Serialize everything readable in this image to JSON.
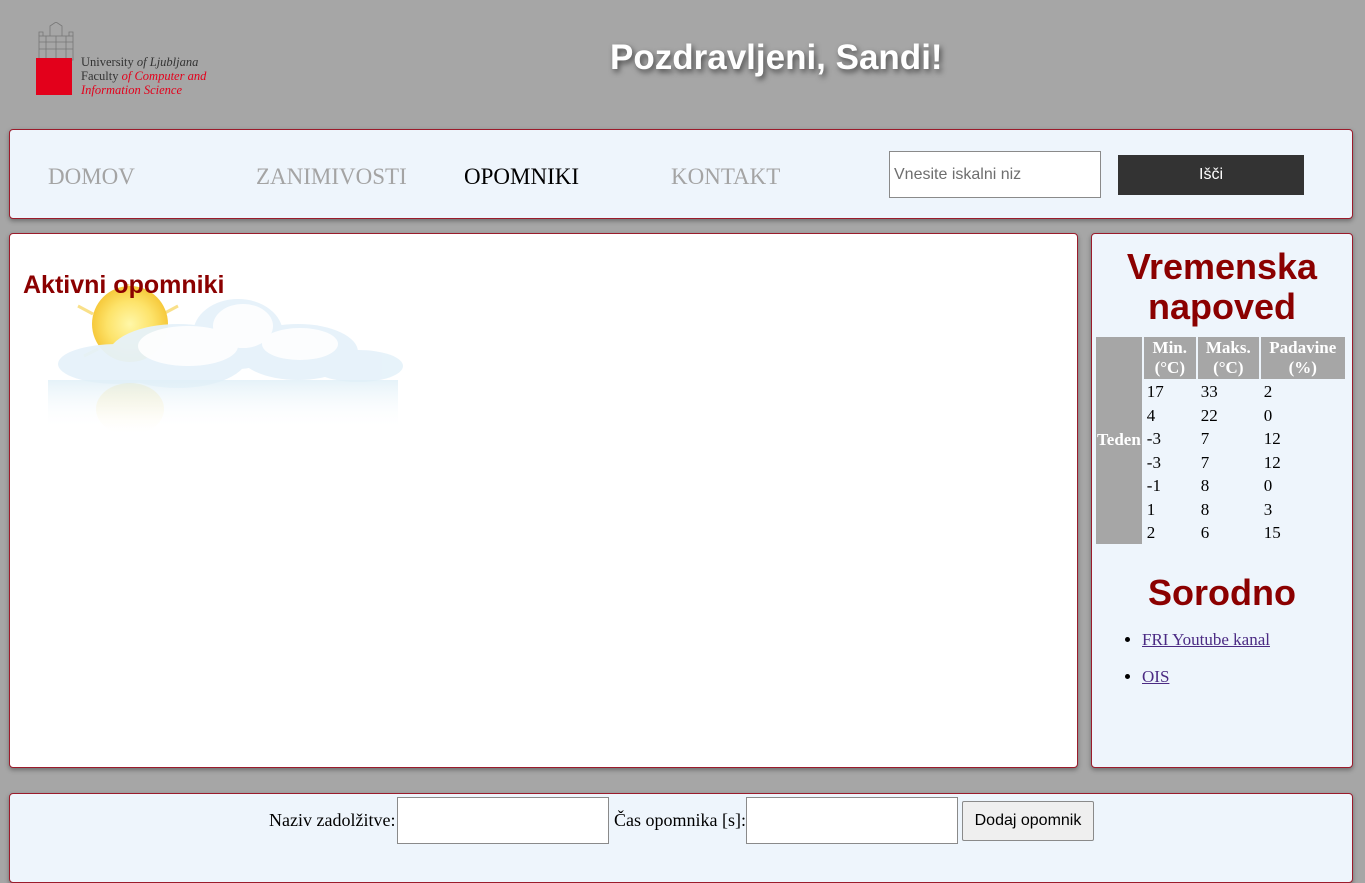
{
  "header": {
    "logo": {
      "line1_prefix": "University ",
      "line1_italic": "of Ljubljana",
      "line2_prefix": "Faculty ",
      "line2_red": "of Computer and",
      "line3": "Information Science",
      "brand_color": "#e3001b"
    },
    "greeting": "Pozdravljeni, Sandi!"
  },
  "nav": {
    "items": [
      {
        "label": "DOMOV",
        "active": false
      },
      {
        "label": "ZANIMIVOSTI",
        "active": false
      },
      {
        "label": "OPOMNIKI",
        "active": true
      },
      {
        "label": "KONTAKT",
        "active": false
      }
    ],
    "search": {
      "placeholder": "Vnesite iskalni niz",
      "value": ""
    },
    "search_button": "Išči"
  },
  "main": {
    "title": "Aktivni opomniki",
    "illustration": "sun-behind-cloud-icon"
  },
  "sidebar": {
    "weather_title_line1": "Vremenska",
    "weather_title_line2": "napoved",
    "table": {
      "row_header": "Teden",
      "columns": [
        {
          "line1": "Min.",
          "line2": "(°C)"
        },
        {
          "line1": "Maks.",
          "line2": "(°C)"
        },
        {
          "line1": "Padavine",
          "line2": "(%)"
        }
      ],
      "rows": [
        [
          "17",
          "33",
          "2"
        ],
        [
          "4",
          "22",
          "0"
        ],
        [
          "-3",
          "7",
          "12"
        ],
        [
          "-3",
          "7",
          "12"
        ],
        [
          "-1",
          "8",
          "0"
        ],
        [
          "1",
          "8",
          "3"
        ],
        [
          "2",
          "6",
          "15"
        ]
      ]
    },
    "related_title": "Sorodno",
    "links": [
      {
        "label": "FRI Youtube kanal"
      },
      {
        "label": "OIS"
      }
    ]
  },
  "form": {
    "task_label": "Naziv zadolžitve:",
    "task_value": "",
    "time_label": "Čas opomnika [s]:",
    "time_value": "",
    "add_button": "Dodaj opomnik"
  },
  "colors": {
    "background": "#a6a6a6",
    "panel": "#eef5fc",
    "panel_border": "#9b1b2b",
    "heading": "#8b0000",
    "nav_inactive": "#a4a4a4",
    "button_dark": "#333333"
  }
}
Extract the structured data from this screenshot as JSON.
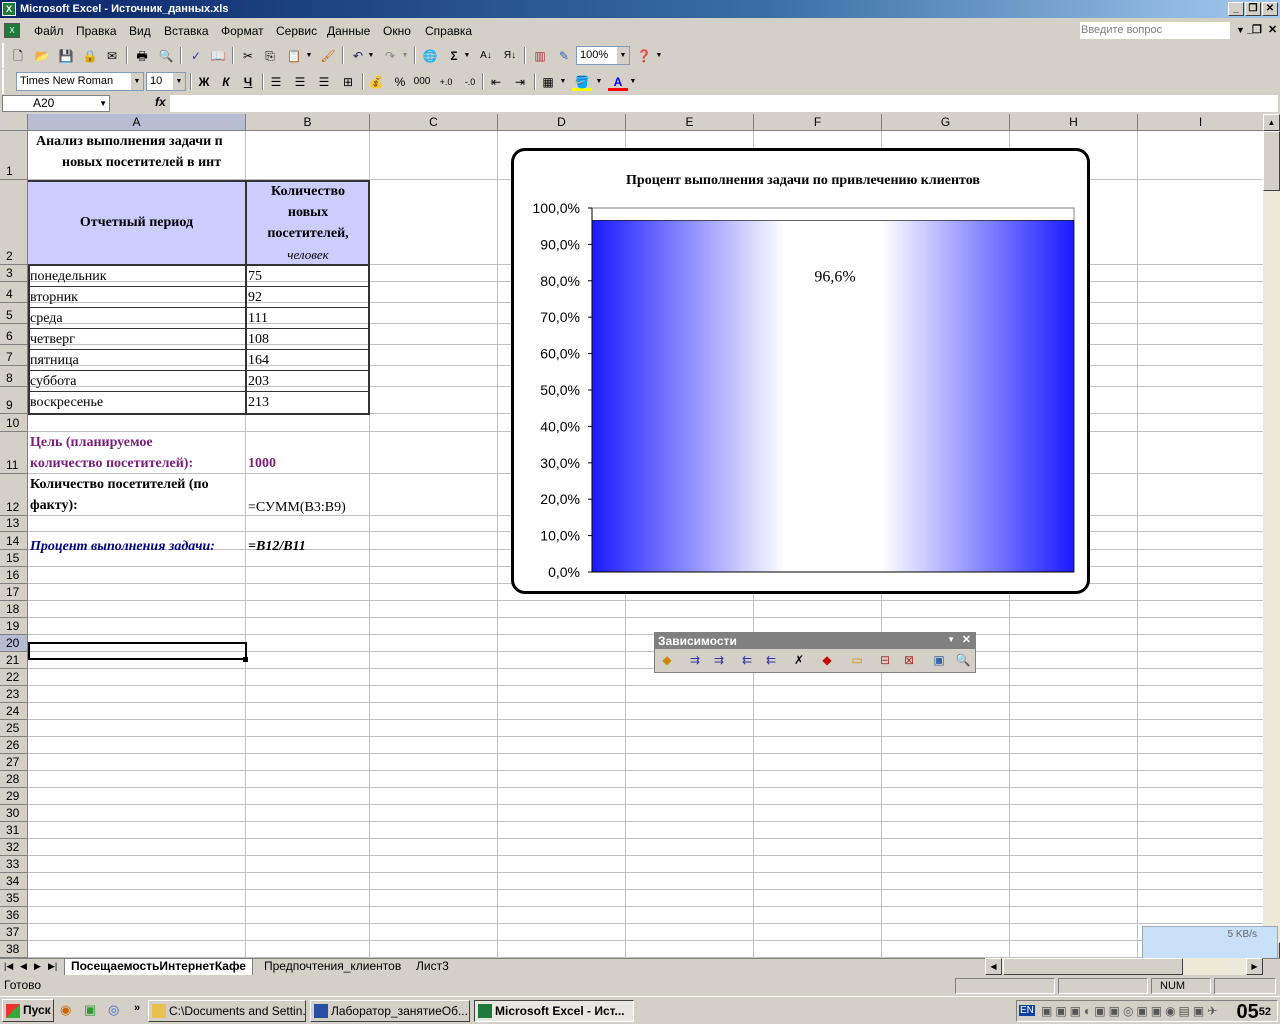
{
  "window": {
    "title": "Microsoft Excel - Источник_данных.xls"
  },
  "menu": {
    "items": [
      "Файл",
      "Правка",
      "Вид",
      "Вставка",
      "Формат",
      "Сервис",
      "Данные",
      "Окно",
      "Справка"
    ],
    "ask_placeholder": "Введите вопрос"
  },
  "toolbar": {
    "zoom": "100%",
    "font_name": "Times New Roman",
    "font_size": "10",
    "bold": "Ж",
    "italic": "К",
    "underline": "Ч",
    "percent": "%",
    "thousands": "000"
  },
  "formula_bar": {
    "name_box": "A20",
    "fx": "fx",
    "formula": ""
  },
  "columns": [
    "A",
    "B",
    "C",
    "D",
    "E",
    "F",
    "G",
    "H",
    "I"
  ],
  "rows": [
    "1",
    "2",
    "3",
    "4",
    "5",
    "6",
    "7",
    "8",
    "9",
    "10",
    "11",
    "12",
    "13",
    "14",
    "15",
    "16",
    "17",
    "18",
    "19",
    "20",
    "21",
    "22",
    "23",
    "24",
    "25",
    "26",
    "27",
    "28",
    "29",
    "30",
    "31",
    "32",
    "33",
    "34",
    "35",
    "36",
    "37",
    "38"
  ],
  "cells": {
    "a1_line1": "Анализ выполнения задачи п",
    "a1_line2": "новых посетителей в инт",
    "a2": "Отчетный период",
    "b2_line1": "Количество",
    "b2_line2": "новых",
    "b2_line3": "посетителей,",
    "b2_line4": "человек",
    "days": [
      "понедельник",
      "вторник",
      "среда",
      "четверг",
      "пятница",
      "суббота",
      "воскресенье"
    ],
    "counts": [
      "75",
      "92",
      "111",
      "108",
      "164",
      "203",
      "213"
    ],
    "a11_line1": "Цель (планируемое",
    "a11_line2": "количество посетителей):",
    "b11": "1000",
    "a12_line1": "Количество посетителей (по",
    "a12_line2": "факту):",
    "b12": "=СУММ(B3:B9)",
    "a14": "Процент выполнения задачи:",
    "b14": "=B12/B11"
  },
  "chart_data": {
    "type": "bar",
    "title": "Процент выполнения задачи по привлечению клиентов",
    "categories": [
      ""
    ],
    "values": [
      96.6
    ],
    "data_label": "96,6%",
    "ylim": [
      0,
      100
    ],
    "y_ticks": [
      "0,0%",
      "10,0%",
      "20,0%",
      "30,0%",
      "40,0%",
      "50,0%",
      "60,0%",
      "70,0%",
      "80,0%",
      "90,0%",
      "100,0%"
    ],
    "grid": false,
    "bar_fill": "gradient-blue-white-blue",
    "colors": {
      "bar_edge": "#1a1aff",
      "bar_center": "#ffffff"
    }
  },
  "dependency_toolbar": {
    "title": "Зависимости"
  },
  "sheet_tabs": [
    "ПосещаемостьИнтернетКафе",
    "Предпочтения_клиентов",
    "Лист3"
  ],
  "status": {
    "left": "Готово",
    "num": "NUM"
  },
  "taskbar": {
    "start": "Пуск",
    "tasks": [
      "C:\\Documents and Settin...",
      "Лаборатор_занятиеОб...",
      "Microsoft Excel - Ист..."
    ],
    "lang": "EN",
    "clock": "05",
    "clock_min": "52",
    "net_speed": "5 KB/s"
  }
}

++++++++

> _Stated problem_: Reproduce all entries exactly. Pictures do not belong in the copy.

> _Complete response_:
Serialize everything readable in this image to JSON.
{
  "header": {
    "logo": {
      "line1_prefix": "University ",
      "line1_italic": "of Ljubljana",
      "line2_prefix": "Faculty ",
      "line2_red": "of Computer and",
      "line3": "Information Science",
      "brand_color": "#e3001b"
    },
    "greeting": "Pozdravljeni, Sandi!"
  },
  "nav": {
    "items": [
      {
        "label": "DOMOV",
        "active": false
      },
      {
        "label": "ZANIMIVOSTI",
        "active": false
      },
      {
        "label": "OPOMNIKI",
        "active": true
      },
      {
        "label": "KONTAKT",
        "active": false
      }
    ],
    "search": {
      "placeholder": "Vnesite iskalni niz",
      "value": ""
    },
    "search_button": "Išči"
  },
  "main": {
    "title": "Aktivni opomniki",
    "illustration": "sun-behind-cloud-icon"
  },
  "sidebar": {
    "weather_title_line1": "Vremenska",
    "weather_title_line2": "napoved",
    "table": {
      "row_header": "Teden",
      "columns": [
        {
          "line1": "Min.",
          "line2": "(°C)"
        },
        {
          "line1": "Maks.",
          "line2": "(°C)"
        },
        {
          "line1": "Padavine",
          "line2": "(%)"
        }
      ],
      "rows": [
        [
          "17",
          "33",
          "2"
        ],
        [
          "4",
          "22",
          "0"
        ],
        [
          "-3",
          "7",
          "12"
        ],
        [
          "-3",
          "7",
          "12"
        ],
        [
          "-1",
          "8",
          "0"
        ],
        [
          "1",
          "8",
          "3"
        ],
        [
          "2",
          "6",
          "15"
        ]
      ]
    },
    "related_title": "Sorodno",
    "links": [
      {
        "label": "FRI Youtube kanal"
      },
      {
        "label": "OIS"
      }
    ]
  },
  "form": {
    "task_label": "Naziv zadolžitve:",
    "task_value": "",
    "time_label": "Čas opomnika [s]:",
    "time_value": "",
    "add_button": "Dodaj opomnik"
  },
  "colors": {
    "background": "#a6a6a6",
    "panel": "#eef5fc",
    "panel_border": "#9b1b2b",
    "heading": "#8b0000",
    "nav_inactive": "#a4a4a4",
    "button_dark": "#333333"
  }
}
Extract the structured data from this screenshot as JSON.
{
  "window": {
    "title": "Microsoft Excel - Источник_данных.xls"
  },
  "menu": {
    "items": [
      "Файл",
      "Правка",
      "Вид",
      "Вставка",
      "Формат",
      "Сервис",
      "Данные",
      "Окно",
      "Справка"
    ],
    "ask_placeholder": "Введите вопрос"
  },
  "toolbar": {
    "zoom": "100%",
    "font_name": "Times New Roman",
    "font_size": "10",
    "bold": "Ж",
    "italic": "К",
    "underline": "Ч",
    "percent": "%",
    "thousands": "000"
  },
  "formula_bar": {
    "name_box": "A20",
    "fx": "fx",
    "formula": ""
  },
  "columns": [
    "A",
    "B",
    "C",
    "D",
    "E",
    "F",
    "G",
    "H",
    "I"
  ],
  "rows": [
    "1",
    "2",
    "3",
    "4",
    "5",
    "6",
    "7",
    "8",
    "9",
    "10",
    "11",
    "12",
    "13",
    "14",
    "15",
    "16",
    "17",
    "18",
    "19",
    "20",
    "21",
    "22",
    "23",
    "24",
    "25",
    "26",
    "27",
    "28",
    "29",
    "30",
    "31",
    "32",
    "33",
    "34",
    "35",
    "36",
    "37",
    "38"
  ],
  "cells": {
    "a1_line1": "Анализ выполнения задачи п",
    "a1_line2": "новых посетителей в инт",
    "a2": "Отчетный период",
    "b2_line1": "Количество",
    "b2_line2": "новых",
    "b2_line3": "посетителей,",
    "b2_line4": "человек",
    "days": [
      "понедельник",
      "вторник",
      "среда",
      "четверг",
      "пятница",
      "суббота",
      "воскресенье"
    ],
    "counts": [
      "75",
      "92",
      "111",
      "108",
      "164",
      "203",
      "213"
    ],
    "a11_line1": "Цель (планируемое",
    "a11_line2": "количество посетителей):",
    "b11": "1000",
    "a12_line1": "Количество посетителей (по",
    "a12_line2": "факту):",
    "b12": "=СУММ(B3:B9)",
    "a14": "Процент выполнения задачи:",
    "b14": "=B12/B11"
  },
  "chart_data": {
    "type": "bar",
    "title": "Процент выполнения задачи по привлечению клиентов",
    "categories": [
      ""
    ],
    "values": [
      96.6
    ],
    "data_label": "96,6%",
    "ylim": [
      0,
      100
    ],
    "y_ticks": [
      "0,0%",
      "10,0%",
      "20,0%",
      "30,0%",
      "40,0%",
      "50,0%",
      "60,0%",
      "70,0%",
      "80,0%",
      "90,0%",
      "100,0%"
    ],
    "grid": false,
    "bar_fill": "gradient-blue-white-blue",
    "colors": {
      "bar_edge": "#1a1aff",
      "bar_center": "#ffffff"
    }
  },
  "dependency_toolbar": {
    "title": "Зависимости"
  },
  "sheet_tabs": [
    "ПосещаемостьИнтернетКафе",
    "Предпочтения_клиентов",
    "Лист3"
  ],
  "status": {
    "left": "Готово",
    "num": "NUM"
  },
  "taskbar": {
    "start": "Пуск",
    "tasks": [
      "C:\\Documents and Settin...",
      "Лаборатор_занятиеОб...",
      "Microsoft Excel - Ист..."
    ],
    "lang": "EN",
    "clock": "05",
    "clock_min": "52",
    "net_speed": "5 KB/s"
  }
}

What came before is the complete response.